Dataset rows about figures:
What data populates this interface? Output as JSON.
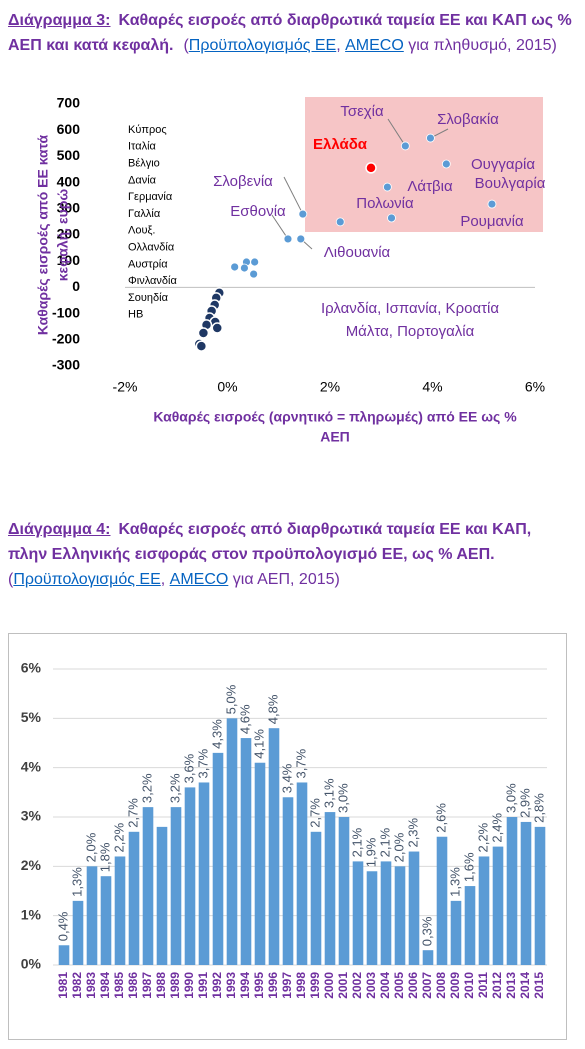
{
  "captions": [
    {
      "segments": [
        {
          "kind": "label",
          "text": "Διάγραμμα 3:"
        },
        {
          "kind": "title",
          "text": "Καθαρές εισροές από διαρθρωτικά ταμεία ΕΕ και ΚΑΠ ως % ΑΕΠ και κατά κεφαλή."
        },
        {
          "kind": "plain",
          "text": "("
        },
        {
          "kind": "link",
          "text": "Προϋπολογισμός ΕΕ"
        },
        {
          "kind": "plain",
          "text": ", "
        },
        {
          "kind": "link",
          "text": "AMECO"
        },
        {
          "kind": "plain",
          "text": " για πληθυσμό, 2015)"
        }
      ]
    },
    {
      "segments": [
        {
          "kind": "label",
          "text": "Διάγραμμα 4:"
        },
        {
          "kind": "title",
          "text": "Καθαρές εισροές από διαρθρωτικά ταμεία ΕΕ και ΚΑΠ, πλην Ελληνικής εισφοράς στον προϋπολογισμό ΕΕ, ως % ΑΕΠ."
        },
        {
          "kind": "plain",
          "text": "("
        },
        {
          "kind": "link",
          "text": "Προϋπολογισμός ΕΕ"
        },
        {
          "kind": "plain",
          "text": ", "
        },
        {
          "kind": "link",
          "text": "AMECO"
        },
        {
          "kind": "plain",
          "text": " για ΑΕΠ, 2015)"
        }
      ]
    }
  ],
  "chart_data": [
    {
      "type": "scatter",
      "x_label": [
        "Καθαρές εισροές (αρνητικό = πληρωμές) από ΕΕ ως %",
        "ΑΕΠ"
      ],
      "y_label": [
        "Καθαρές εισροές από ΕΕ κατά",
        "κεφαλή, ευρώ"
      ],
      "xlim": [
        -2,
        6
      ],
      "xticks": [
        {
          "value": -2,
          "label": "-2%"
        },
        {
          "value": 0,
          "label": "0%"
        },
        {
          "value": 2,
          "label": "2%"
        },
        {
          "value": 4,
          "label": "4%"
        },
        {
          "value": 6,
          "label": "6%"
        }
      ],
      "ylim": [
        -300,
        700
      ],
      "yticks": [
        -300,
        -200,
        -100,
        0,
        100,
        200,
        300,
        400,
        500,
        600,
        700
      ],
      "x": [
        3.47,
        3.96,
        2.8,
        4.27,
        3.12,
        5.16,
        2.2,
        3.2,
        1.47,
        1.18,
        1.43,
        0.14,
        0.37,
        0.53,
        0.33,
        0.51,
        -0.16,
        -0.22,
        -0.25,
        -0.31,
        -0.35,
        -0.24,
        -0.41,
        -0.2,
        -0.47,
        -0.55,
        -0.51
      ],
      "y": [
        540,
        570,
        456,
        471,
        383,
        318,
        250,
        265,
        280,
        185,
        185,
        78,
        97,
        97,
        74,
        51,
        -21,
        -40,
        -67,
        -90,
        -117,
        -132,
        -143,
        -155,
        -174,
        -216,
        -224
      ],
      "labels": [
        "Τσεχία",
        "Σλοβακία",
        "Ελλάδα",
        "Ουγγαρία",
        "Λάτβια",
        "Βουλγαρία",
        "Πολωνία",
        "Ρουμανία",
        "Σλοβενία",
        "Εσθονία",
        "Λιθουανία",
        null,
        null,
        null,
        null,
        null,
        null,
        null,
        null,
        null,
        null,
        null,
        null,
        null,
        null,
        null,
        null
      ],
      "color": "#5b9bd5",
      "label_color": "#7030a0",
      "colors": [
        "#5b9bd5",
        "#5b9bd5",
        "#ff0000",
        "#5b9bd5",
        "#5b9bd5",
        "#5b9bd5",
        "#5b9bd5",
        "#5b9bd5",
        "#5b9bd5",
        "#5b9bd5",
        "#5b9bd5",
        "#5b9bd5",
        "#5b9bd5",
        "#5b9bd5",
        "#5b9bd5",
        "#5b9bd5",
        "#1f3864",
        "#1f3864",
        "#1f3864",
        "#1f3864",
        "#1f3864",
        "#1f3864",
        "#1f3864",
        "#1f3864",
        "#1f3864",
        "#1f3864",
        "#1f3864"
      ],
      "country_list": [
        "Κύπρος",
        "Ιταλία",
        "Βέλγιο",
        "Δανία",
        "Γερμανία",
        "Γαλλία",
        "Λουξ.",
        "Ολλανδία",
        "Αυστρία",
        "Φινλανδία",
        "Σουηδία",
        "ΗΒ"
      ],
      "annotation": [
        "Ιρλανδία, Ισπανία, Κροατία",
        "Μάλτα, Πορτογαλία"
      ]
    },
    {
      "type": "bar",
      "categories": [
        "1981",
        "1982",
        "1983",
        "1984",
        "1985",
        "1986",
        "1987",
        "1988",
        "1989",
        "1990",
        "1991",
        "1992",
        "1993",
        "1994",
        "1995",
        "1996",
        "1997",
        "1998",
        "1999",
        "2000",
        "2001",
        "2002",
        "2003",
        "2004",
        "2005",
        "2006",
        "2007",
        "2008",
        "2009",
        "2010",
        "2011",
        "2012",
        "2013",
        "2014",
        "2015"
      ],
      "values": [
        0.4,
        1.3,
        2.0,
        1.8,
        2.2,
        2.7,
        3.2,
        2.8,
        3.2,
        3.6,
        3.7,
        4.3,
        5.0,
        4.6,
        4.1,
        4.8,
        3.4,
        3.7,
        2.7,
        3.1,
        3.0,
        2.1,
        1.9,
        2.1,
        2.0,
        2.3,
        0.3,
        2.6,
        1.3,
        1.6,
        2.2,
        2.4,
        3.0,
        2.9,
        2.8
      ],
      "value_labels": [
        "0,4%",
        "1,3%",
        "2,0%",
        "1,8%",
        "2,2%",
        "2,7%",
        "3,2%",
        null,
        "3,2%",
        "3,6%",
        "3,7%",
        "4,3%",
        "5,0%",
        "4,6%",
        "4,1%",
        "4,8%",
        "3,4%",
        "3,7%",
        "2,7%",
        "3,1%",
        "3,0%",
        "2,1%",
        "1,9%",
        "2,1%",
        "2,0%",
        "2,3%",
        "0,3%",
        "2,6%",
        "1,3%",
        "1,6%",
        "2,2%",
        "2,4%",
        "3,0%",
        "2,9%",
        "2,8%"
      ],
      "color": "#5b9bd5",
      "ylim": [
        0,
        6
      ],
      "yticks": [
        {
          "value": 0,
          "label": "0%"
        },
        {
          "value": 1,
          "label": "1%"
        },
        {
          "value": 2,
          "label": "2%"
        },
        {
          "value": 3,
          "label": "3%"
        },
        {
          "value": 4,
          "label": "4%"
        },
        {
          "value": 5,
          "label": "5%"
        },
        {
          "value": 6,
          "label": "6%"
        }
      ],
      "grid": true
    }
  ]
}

[Problem requirements] From the material above, reproduce everything verbatim except the pictures.

[The answer]
What data populates this interface? Output as JSON.
{
  "captions": [
    {
      "segments": [
        {
          "kind": "label",
          "text": "Διάγραμμα 3:"
        },
        {
          "kind": "title",
          "text": "Καθαρές εισροές από διαρθρωτικά ταμεία ΕΕ και ΚΑΠ ως % ΑΕΠ και κατά κεφαλή."
        },
        {
          "kind": "plain",
          "text": "("
        },
        {
          "kind": "link",
          "text": "Προϋπολογισμός ΕΕ"
        },
        {
          "kind": "plain",
          "text": ", "
        },
        {
          "kind": "link",
          "text": "AMECO"
        },
        {
          "kind": "plain",
          "text": " για πληθυσμό, 2015)"
        }
      ]
    },
    {
      "segments": [
        {
          "kind": "label",
          "text": "Διάγραμμα 4:"
        },
        {
          "kind": "title",
          "text": "Καθαρές εισροές από διαρθρωτικά ταμεία ΕΕ και ΚΑΠ, πλην Ελληνικής εισφοράς στον προϋπολογισμό ΕΕ, ως % ΑΕΠ."
        },
        {
          "kind": "plain",
          "text": "("
        },
        {
          "kind": "link",
          "text": "Προϋπολογισμός ΕΕ"
        },
        {
          "kind": "plain",
          "text": ", "
        },
        {
          "kind": "link",
          "text": "AMECO"
        },
        {
          "kind": "plain",
          "text": " για ΑΕΠ, 2015)"
        }
      ]
    }
  ],
  "chart_data": [
    {
      "type": "scatter",
      "x_label": [
        "Καθαρές εισροές (αρνητικό = πληρωμές) από ΕΕ ως %",
        "ΑΕΠ"
      ],
      "y_label": [
        "Καθαρές εισροές από ΕΕ κατά",
        "κεφαλή, ευρώ"
      ],
      "xlim": [
        -2,
        6
      ],
      "xticks": [
        {
          "value": -2,
          "label": "-2%"
        },
        {
          "value": 0,
          "label": "0%"
        },
        {
          "value": 2,
          "label": "2%"
        },
        {
          "value": 4,
          "label": "4%"
        },
        {
          "value": 6,
          "label": "6%"
        }
      ],
      "ylim": [
        -300,
        700
      ],
      "yticks": [
        -300,
        -200,
        -100,
        0,
        100,
        200,
        300,
        400,
        500,
        600,
        700
      ],
      "x": [
        3.47,
        3.96,
        2.8,
        4.27,
        3.12,
        5.16,
        2.2,
        3.2,
        1.47,
        1.18,
        1.43,
        0.14,
        0.37,
        0.53,
        0.33,
        0.51,
        -0.16,
        -0.22,
        -0.25,
        -0.31,
        -0.35,
        -0.24,
        -0.41,
        -0.2,
        -0.47,
        -0.55,
        -0.51
      ],
      "y": [
        540,
        570,
        456,
        471,
        383,
        318,
        250,
        265,
        280,
        185,
        185,
        78,
        97,
        97,
        74,
        51,
        -21,
        -40,
        -67,
        -90,
        -117,
        -132,
        -143,
        -155,
        -174,
        -216,
        -224
      ],
      "labels": [
        "Τσεχία",
        "Σλοβακία",
        "Ελλάδα",
        "Ουγγαρία",
        "Λάτβια",
        "Βουλγαρία",
        "Πολωνία",
        "Ρουμανία",
        "Σλοβενία",
        "Εσθονία",
        "Λιθουανία",
        null,
        null,
        null,
        null,
        null,
        null,
        null,
        null,
        null,
        null,
        null,
        null,
        null,
        null,
        null,
        null
      ],
      "color": "#5b9bd5",
      "label_color": "#7030a0",
      "colors": [
        "#5b9bd5",
        "#5b9bd5",
        "#ff0000",
        "#5b9bd5",
        "#5b9bd5",
        "#5b9bd5",
        "#5b9bd5",
        "#5b9bd5",
        "#5b9bd5",
        "#5b9bd5",
        "#5b9bd5",
        "#5b9bd5",
        "#5b9bd5",
        "#5b9bd5",
        "#5b9bd5",
        "#5b9bd5",
        "#1f3864",
        "#1f3864",
        "#1f3864",
        "#1f3864",
        "#1f3864",
        "#1f3864",
        "#1f3864",
        "#1f3864",
        "#1f3864",
        "#1f3864",
        "#1f3864"
      ],
      "country_list": [
        "Κύπρος",
        "Ιταλία",
        "Βέλγιο",
        "Δανία",
        "Γερμανία",
        "Γαλλία",
        "Λουξ.",
        "Ολλανδία",
        "Αυστρία",
        "Φινλανδία",
        "Σουηδία",
        "ΗΒ"
      ],
      "annotation": [
        "Ιρλανδία, Ισπανία, Κροατία",
        "Μάλτα, Πορτογαλία"
      ]
    },
    {
      "type": "bar",
      "categories": [
        "1981",
        "1982",
        "1983",
        "1984",
        "1985",
        "1986",
        "1987",
        "1988",
        "1989",
        "1990",
        "1991",
        "1992",
        "1993",
        "1994",
        "1995",
        "1996",
        "1997",
        "1998",
        "1999",
        "2000",
        "2001",
        "2002",
        "2003",
        "2004",
        "2005",
        "2006",
        "2007",
        "2008",
        "2009",
        "2010",
        "2011",
        "2012",
        "2013",
        "2014",
        "2015"
      ],
      "values": [
        0.4,
        1.3,
        2.0,
        1.8,
        2.2,
        2.7,
        3.2,
        2.8,
        3.2,
        3.6,
        3.7,
        4.3,
        5.0,
        4.6,
        4.1,
        4.8,
        3.4,
        3.7,
        2.7,
        3.1,
        3.0,
        2.1,
        1.9,
        2.1,
        2.0,
        2.3,
        0.3,
        2.6,
        1.3,
        1.6,
        2.2,
        2.4,
        3.0,
        2.9,
        2.8
      ],
      "value_labels": [
        "0,4%",
        "1,3%",
        "2,0%",
        "1,8%",
        "2,2%",
        "2,7%",
        "3,2%",
        null,
        "3,2%",
        "3,6%",
        "3,7%",
        "4,3%",
        "5,0%",
        "4,6%",
        "4,1%",
        "4,8%",
        "3,4%",
        "3,7%",
        "2,7%",
        "3,1%",
        "3,0%",
        "2,1%",
        "1,9%",
        "2,1%",
        "2,0%",
        "2,3%",
        "0,3%",
        "2,6%",
        "1,3%",
        "1,6%",
        "2,2%",
        "2,4%",
        "3,0%",
        "2,9%",
        "2,8%"
      ],
      "color": "#5b9bd5",
      "ylim": [
        0,
        6
      ],
      "yticks": [
        {
          "value": 0,
          "label": "0%"
        },
        {
          "value": 1,
          "label": "1%"
        },
        {
          "value": 2,
          "label": "2%"
        },
        {
          "value": 3,
          "label": "3%"
        },
        {
          "value": 4,
          "label": "4%"
        },
        {
          "value": 5,
          "label": "5%"
        },
        {
          "value": 6,
          "label": "6%"
        }
      ],
      "grid": true
    }
  ]
}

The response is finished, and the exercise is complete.